#### What is needed:
Below are some records; give them all again exactly, but not the pictures.

#### Record list:
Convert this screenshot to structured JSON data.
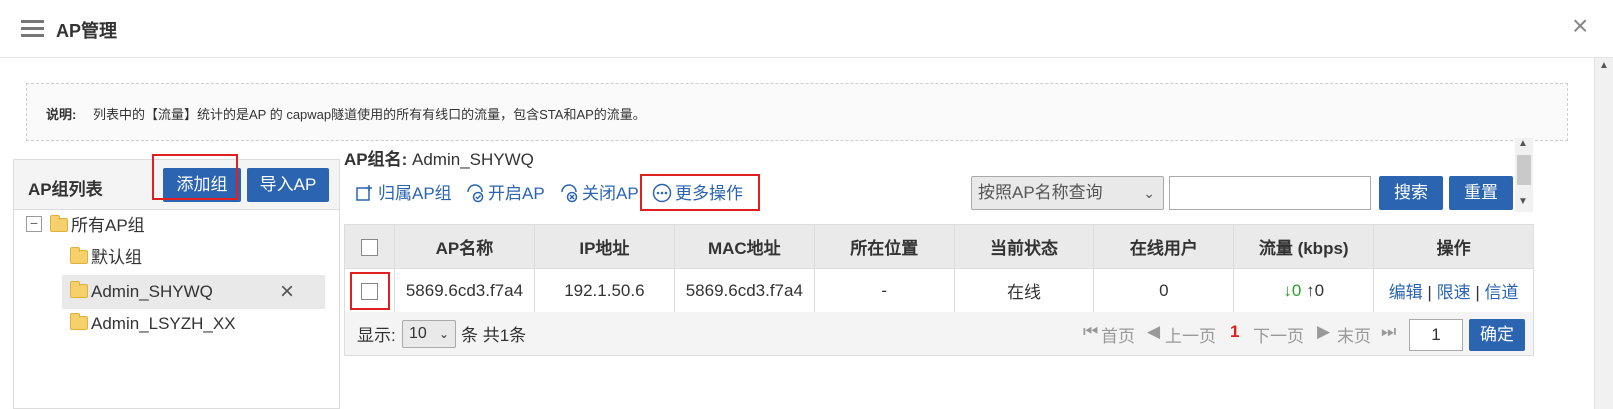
{
  "header": {
    "title": "AP管理",
    "close": "×"
  },
  "notice": {
    "label": "说明:",
    "text": "列表中的【流量】统计的是AP 的 capwap隧道使用的所有有线口的流量，包含STA和AP的流量。"
  },
  "left": {
    "title": "AP组列表",
    "add_group": "添加组",
    "import_ap": "导入AP",
    "tree": {
      "root": "所有AP组",
      "expander": "−",
      "children": [
        "默认组",
        "Admin_SHYWQ",
        "Admin_LSYZH_XX"
      ],
      "delete": "×"
    }
  },
  "right": {
    "group_label": "AP组名:",
    "group_name": "Admin_SHYWQ",
    "toolbar": {
      "assign": "归属AP组",
      "enable": "开启AP",
      "disable": "关闭AP",
      "more": "更多操作"
    },
    "search": {
      "select_value": "按照AP名称查询",
      "input_value": "",
      "search_label": "搜索",
      "reset_label": "重置"
    },
    "table": {
      "headers": [
        "AP名称",
        "IP地址",
        "MAC地址",
        "所在位置",
        "当前状态",
        "在线用户",
        "流量 (kbps)",
        "操作"
      ],
      "rows": [
        {
          "name": "5869.6cd3.f7a4",
          "ip": "192.1.50.6",
          "mac": "5869.6cd3.f7a4",
          "location": "-",
          "status": "在线",
          "users": "0",
          "down": "↓0",
          "up": "↑0",
          "edit": "编辑",
          "sep": "|",
          "limit": "限速",
          "channel": "信道"
        }
      ]
    },
    "pager": {
      "show_label": "显示:",
      "page_size": "10",
      "total": "条 共1条",
      "first": "首页",
      "prev": "上一页",
      "current": "1",
      "next": "下一页",
      "last": "末页",
      "page_input": "1",
      "confirm": "确定"
    }
  },
  "colors": {
    "accent": "#2b64b1",
    "highlight_border": "#e02020",
    "download": "#2aa12a"
  }
}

#### Result of the task:
Convert this screenshot to structured JSON data.
{
  "header": {
    "title": "AP管理",
    "close": "×"
  },
  "notice": {
    "label": "说明:",
    "text": "列表中的【流量】统计的是AP 的 capwap隧道使用的所有有线口的流量，包含STA和AP的流量。"
  },
  "left": {
    "title": "AP组列表",
    "add_group": "添加组",
    "import_ap": "导入AP",
    "tree": {
      "root": "所有AP组",
      "expander": "−",
      "children": [
        "默认组",
        "Admin_SHYWQ",
        "Admin_LSYZH_XX"
      ],
      "delete": "×"
    }
  },
  "right": {
    "group_label": "AP组名:",
    "group_name": "Admin_SHYWQ",
    "toolbar": {
      "assign": "归属AP组",
      "enable": "开启AP",
      "disable": "关闭AP",
      "more": "更多操作"
    },
    "search": {
      "select_value": "按照AP名称查询",
      "input_value": "",
      "search_label": "搜索",
      "reset_label": "重置"
    },
    "table": {
      "headers": [
        "AP名称",
        "IP地址",
        "MAC地址",
        "所在位置",
        "当前状态",
        "在线用户",
        "流量 (kbps)",
        "操作"
      ],
      "rows": [
        {
          "name": "5869.6cd3.f7a4",
          "ip": "192.1.50.6",
          "mac": "5869.6cd3.f7a4",
          "location": "-",
          "status": "在线",
          "users": "0",
          "down": "↓0",
          "up": "↑0",
          "edit": "编辑",
          "sep": "|",
          "limit": "限速",
          "channel": "信道"
        }
      ]
    },
    "pager": {
      "show_label": "显示:",
      "page_size": "10",
      "total": "条 共1条",
      "first": "首页",
      "prev": "上一页",
      "current": "1",
      "next": "下一页",
      "last": "末页",
      "page_input": "1",
      "confirm": "确定"
    }
  },
  "colors": {
    "accent": "#2b64b1",
    "highlight_border": "#e02020",
    "download": "#2aa12a"
  }
}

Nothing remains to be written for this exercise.